(Extracted data entries)

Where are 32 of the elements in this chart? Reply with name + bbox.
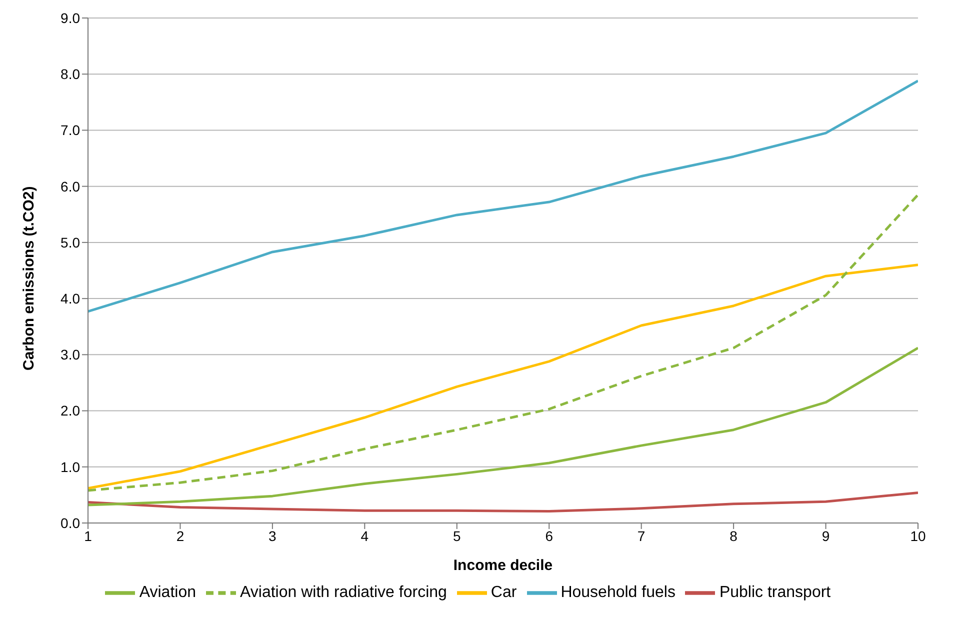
y-tick-label: 2.0	[60, 402, 80, 419]
x-tick-label: 10	[910, 528, 926, 544]
y-tick-label: 7.0	[60, 122, 80, 138]
legend-label: Car	[490, 584, 517, 602]
legend-label: Household fuels	[560, 584, 676, 602]
x-tick-label: 3	[268, 528, 277, 544]
legend-label: Public transport	[719, 584, 831, 602]
y-tick-label: 4.0	[60, 290, 80, 307]
legend-label: Aviation	[139, 584, 196, 602]
y-tick-label: 8.0	[60, 66, 80, 82]
y-tick-label: 6.0	[60, 178, 80, 194]
x-tick-label: 4	[360, 528, 369, 544]
x-tick-label: 5	[452, 528, 461, 544]
x-tick-label: 9	[822, 528, 830, 544]
line-series	[88, 194, 918, 492]
x-tick-label: 6	[545, 528, 554, 544]
line-series	[88, 264, 918, 490]
x-tick-label: 7	[637, 528, 646, 544]
x-tick-label: 2	[176, 528, 184, 544]
y-axis-title: Carbon emissions (t.CO2)	[20, 186, 38, 370]
y-tick-label: 5.0	[60, 234, 80, 250]
y-tick-label: 9.0	[60, 10, 80, 26]
line-series	[88, 346, 918, 506]
x-tick-label: 8	[730, 528, 738, 544]
y-tick-label: 1.0	[60, 458, 80, 475]
x-axis-title: Income decile	[453, 557, 553, 574]
line-series	[88, 491, 918, 512]
legend-label: Aviation with radiative forcing	[240, 584, 447, 602]
x-tick-label: 1	[84, 528, 92, 544]
line-series	[88, 80, 918, 313]
y-tick-label: 3.0	[60, 346, 80, 363]
y-tick-label: 0.0	[60, 514, 80, 531]
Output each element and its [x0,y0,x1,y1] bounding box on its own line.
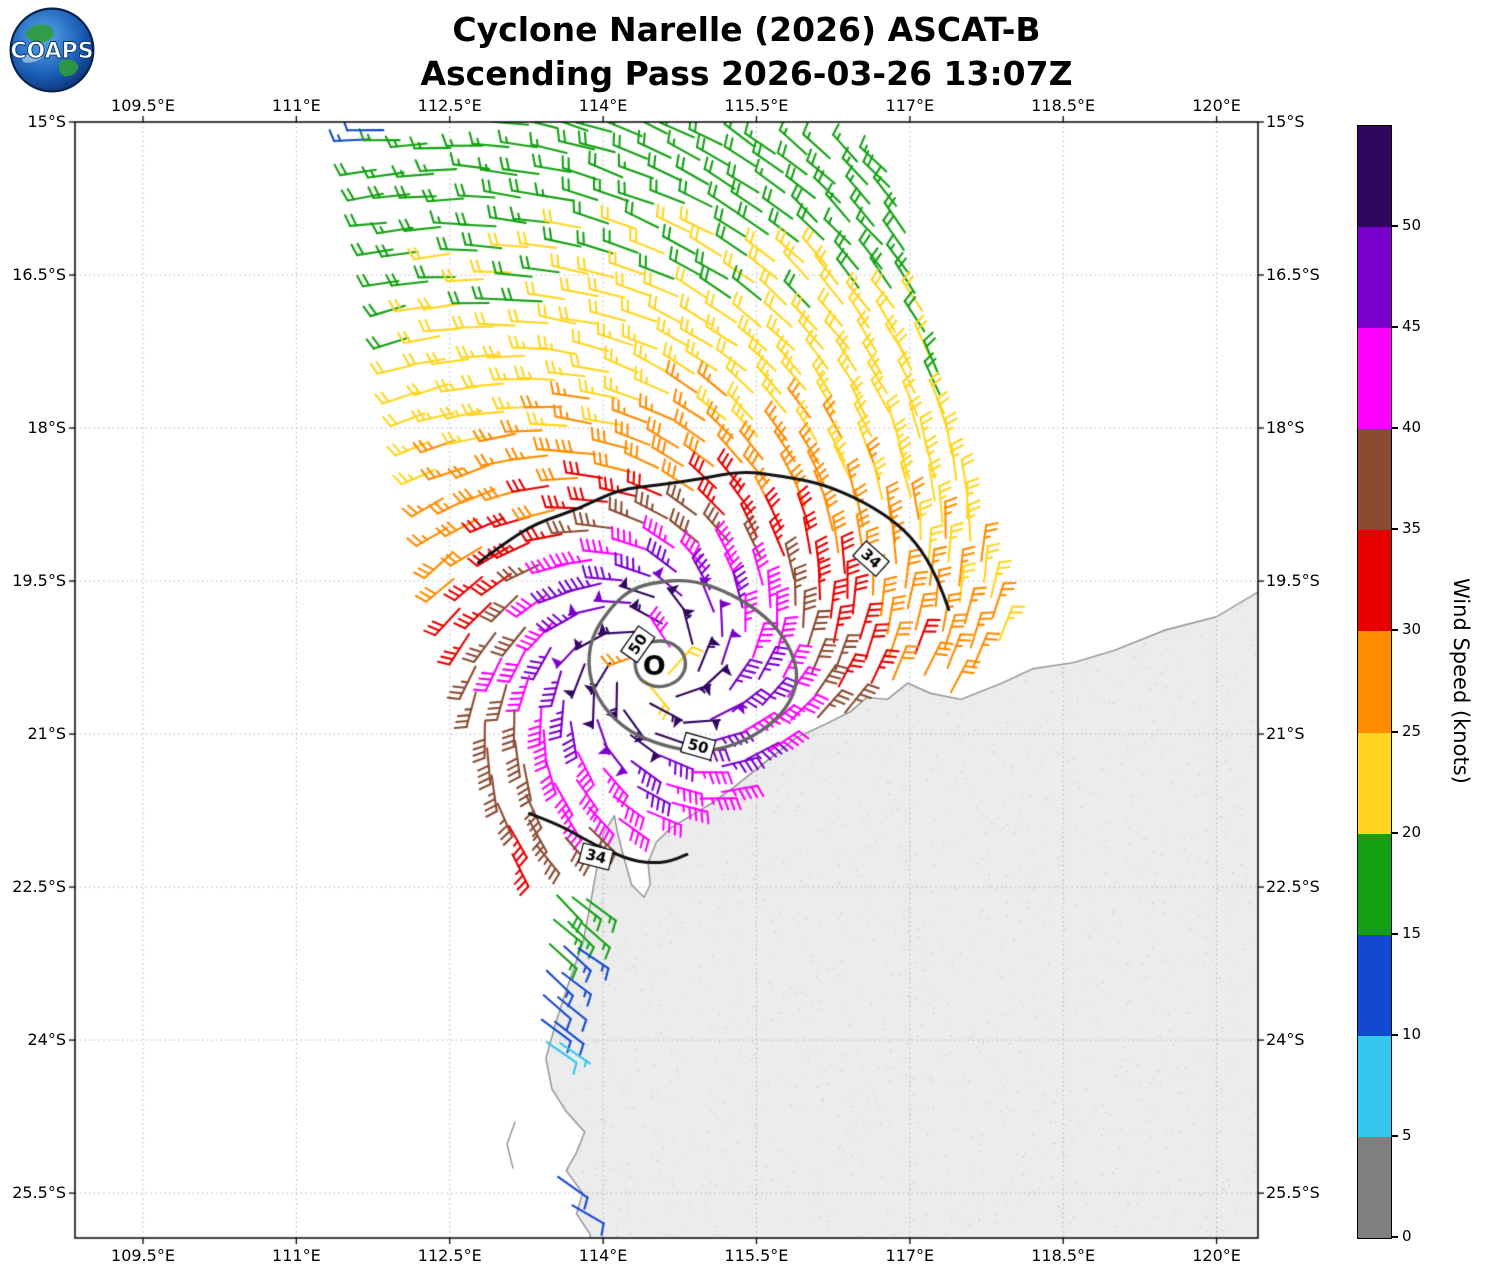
lon-tick-label-top: 112.5°E [417,96,482,115]
colorbar-segment [1358,934,1391,1036]
colorbar-tick [1392,629,1398,632]
colorbar-tick [1392,1134,1398,1137]
lat-tick-label-right: 15°S [1266,112,1305,131]
lon-tick-label-bottom: 112.5°E [417,1246,482,1264]
logo-landmass [25,24,54,43]
colorbar-segment [1358,529,1391,632]
lat-tick-label-left: 19.5°S [12,571,66,591]
colorbar-segment [1358,833,1391,935]
lon-tick-label-bottom: 120°E [1192,1246,1241,1264]
lat-tick-label-left: 18°S [27,418,66,438]
colorbar-tick-label: 40 [1402,418,1422,437]
lon-tick-label-top: 114°E [578,96,628,115]
lon-tick-label-top: 109.5°E [111,96,175,115]
lon-tick-label-top: 118.5°E [1031,96,1096,115]
lat-tick-label-right: 22.5°S [1266,877,1320,897]
colorbar-tick-label: 25 [1402,721,1422,740]
colorbar-segment [1358,630,1391,733]
lat-tick-label-left: 15°S [27,112,66,131]
colorbar-segment [1358,125,1391,228]
chart-title: Cyclone Narelle (2026) ASCAT-B [452,10,1041,49]
colorbar-segment [1358,732,1391,834]
colorbar-tick [1392,932,1398,935]
lat-tick-label-right: 16.5°S [1266,265,1320,285]
lon-tick-label-bottom: 118.5°E [1031,1246,1096,1264]
colorbar-tick-label: 15 [1402,923,1422,942]
colorbar-segment [1358,327,1391,430]
lat-tick-label-left: 16.5°S [12,265,66,285]
colorbar-tick-label: 5 [1402,1125,1412,1144]
lon-tick-label-bottom: 117°E [885,1246,935,1264]
lat-tick-label-right: 18°S [1266,418,1305,438]
lat-tick-label-right: 21°S [1266,724,1305,744]
colorbar-tick [1392,1236,1398,1238]
lon-tick-label-top: 120°E [1192,96,1241,115]
lat-tick-label-left: 22.5°S [12,877,66,897]
lat-tick-label-right: 24°S [1266,1030,1305,1050]
colorbar-segment [1358,428,1391,531]
colorbar-tick [1392,225,1398,228]
colorbar-tick-label: 30 [1402,620,1422,639]
lon-tick-label-bottom: 114°E [578,1246,628,1264]
lon-tick-label-bottom: 111°E [272,1246,321,1264]
lon-tick-label-bottom: 115.5°E [724,1246,789,1264]
coaps-logo-text: COAPS [10,39,93,64]
lat-tick-label-right: 19.5°S [1266,571,1320,591]
colorbar-tick-label: 20 [1402,822,1422,841]
colorbar-segment [1358,1035,1391,1137]
colorbar-tick [1392,1033,1398,1036]
colorbar-tick-label: 35 [1402,519,1422,538]
lat-tick-label-right: 25.5°S [1266,1183,1320,1203]
lat-tick-label-left: 21°S [27,724,66,744]
colorbar-tick [1392,326,1398,329]
logo-landmass [58,59,79,77]
lat-tick-label-left: 24°S [27,1030,66,1050]
colorbar-tick [1392,427,1398,430]
chart-header: Cyclone Narelle (2026) ASCAT-B Ascending… [0,8,1493,96]
lon-tick-label-top: 111°E [272,96,321,115]
lon-tick-label-top: 115.5°E [724,96,789,115]
chart-subtitle: Ascending Pass 2026-03-26 13:07Z [420,54,1073,93]
lat-tick-label-left: 25.5°S [12,1183,66,1203]
colorbar-segment [1358,226,1391,329]
colorbar-segment [1358,1136,1391,1238]
lon-tick-label-bottom: 109.5°E [111,1246,175,1264]
logo-cloud [20,54,44,63]
colorbar [1357,125,1392,1239]
colorbar-tick-label: 50 [1402,216,1422,235]
colorbar-tick [1392,730,1398,733]
colorbar-tick-label: 45 [1402,317,1422,336]
colorbar-tick-label: 10 [1402,1024,1422,1043]
colorbar-label: Wind Speed (knots) [1449,578,1473,784]
colorbar-tick [1392,831,1398,834]
colorbar-tick-label: 0 [1402,1227,1412,1245]
lon-tick-label-top: 117°E [885,96,935,115]
colorbar-tick [1392,528,1398,531]
coaps-logo: COAPS [9,7,95,93]
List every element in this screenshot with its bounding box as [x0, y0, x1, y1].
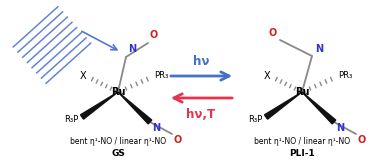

**Exercise directions**
Repeat the lines from the one containing "lon-tick-label-top: 112.5°E [417,96,482,115]" through the one containing "lat-tick-label-left: 15°S [27,112,66,131]", including both of those lines.

**Task response**
lon-tick-label-top: 112.5°E [417,96,482,115]
colorbar-segment [1358,934,1391,1036]
colorbar-tick [1392,629,1398,632]
colorbar-tick [1392,1134,1398,1137]
lat-tick-label-right: 15°S [1266,112,1305,131]
lon-tick-label-bottom: 112.5°E [417,1246,482,1264]
logo-landmass [25,24,54,43]
colorbar-segment [1358,529,1391,632]
lat-tick-label-left: 19.5°S [12,571,66,591]
colorbar-segment [1358,833,1391,935]
lon-tick-label-bottom: 120°E [1192,1246,1241,1264]
lat-tick-label-left: 18°S [27,418,66,438]
colorbar-tick-label: 40 [1402,418,1422,437]
lon-tick-label-top: 114°E [578,96,628,115]
lon-tick-label-top: 109.5°E [111,96,175,115]
lon-tick-label-top: 118.5°E [1031,96,1096,115]
lat-tick-label-right: 22.5°S [1266,877,1320,897]
colorbar-tick-label: 25 [1402,721,1422,740]
colorbar-segment [1358,630,1391,733]
lat-tick-label-left: 15°S [27,112,66,131]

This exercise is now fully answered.